Stored data:

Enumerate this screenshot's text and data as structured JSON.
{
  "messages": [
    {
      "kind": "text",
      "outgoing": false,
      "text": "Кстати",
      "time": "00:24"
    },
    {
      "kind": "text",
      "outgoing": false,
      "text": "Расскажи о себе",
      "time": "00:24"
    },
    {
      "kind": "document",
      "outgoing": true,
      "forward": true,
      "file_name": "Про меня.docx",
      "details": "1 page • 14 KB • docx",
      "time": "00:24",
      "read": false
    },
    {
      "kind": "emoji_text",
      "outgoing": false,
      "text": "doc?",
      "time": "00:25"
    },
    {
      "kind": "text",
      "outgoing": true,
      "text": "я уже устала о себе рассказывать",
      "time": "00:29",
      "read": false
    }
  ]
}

■ TASK TO COMPLETE ■
Type out the material again exactly as presented.

■ RESULT OF THE EXERCISE ■
Enumerate this screenshot's text and data as structured JSON.
{
  "messages": [
    {
      "kind": "text",
      "outgoing": false,
      "text": "Кстати",
      "time": "00:24"
    },
    {
      "kind": "text",
      "outgoing": false,
      "text": "Расскажи о себе",
      "time": "00:24"
    },
    {
      "kind": "document",
      "outgoing": true,
      "forward": true,
      "file_name": "Про меня.docx",
      "details": "1 page • 14 KB • docx",
      "time": "00:24",
      "read": false
    },
    {
      "kind": "emoji_text",
      "outgoing": false,
      "text": "doc?",
      "time": "00:25"
    },
    {
      "kind": "text",
      "outgoing": true,
      "text": "я уже устала о себе рассказывать",
      "time": "00:29",
      "read": false
    }
  ]
}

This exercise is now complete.